_Information shown_
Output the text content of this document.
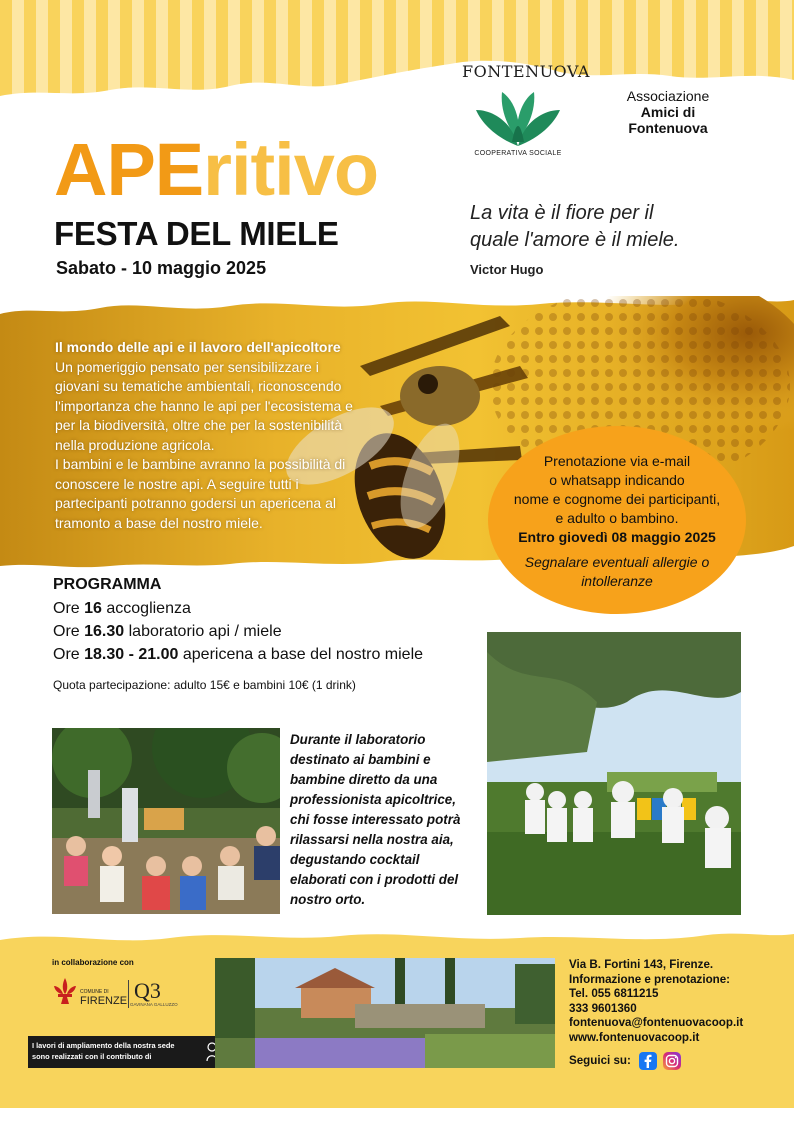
FONTENUOVA
COOPERATIVA SOCIALE
Associazione
Amici di
Fontenuova
APEritivo
FESTA DEL MIELE
Sabato - 10 maggio 2025
La vita è il fiore per il
quale l'amore è il miele.
Victor Hugo
Il mondo delle api e il lavoro dell'apicoltore
Un pomeriggio pensato per sensibilizzare i
giovani su tematiche ambientali, riconoscendo
l'importanza che hanno le api per l'ecosistema e
per la biodiversità, oltre che per la sostenibilità
nella produzione agricola.
I bambini e le bambine avranno la possibilità di
conoscere le nostre api. A seguire tutti i
partecipanti potranno godersi un apericena al
tramonto a base del nostro miele.
Prenotazione via e-mail
o whatsapp indicando
nome e cognome dei participanti,
e adulto o bambino.
Entro giovedì 08 maggio 2025
Segnalare eventuali allergie o
intolleranze
PROGRAMMA
Ore 16 accoglienza
Ore 16.30 laboratorio api / miele
Ore 18.30 - 21.00 apericena a base del nostro miele
Quota partecipazione: adulto 15€ e bambini 10€ (1 drink)
Durante il laboratorio
destinato ai bambini e
bambine diretto da una
professionista apicoltrice,
chi fosse interessato potrà
rilassarsi nella nostra aia,
degustando cocktail
elaborati con i prodotti del
nostro orto.
in collaborazione con
COMUNE DI
FIRENZE Q3
GAVINANA GALLUZZO
I lavori di ampliamento della nostra sede
sono realizzati con il contributo di
Via B. Fortini 143, Firenze.
Informazione e prenotazione:
Tel. 055 6811215
333 9601360
fontenuova@fontenuovacoop.it
www.fontenuovacoop.it
Seguici su:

_Exercise brief_
What is the number of lines in the listing above that contain the string "bambine"? Give only the number.

_Full answer_
2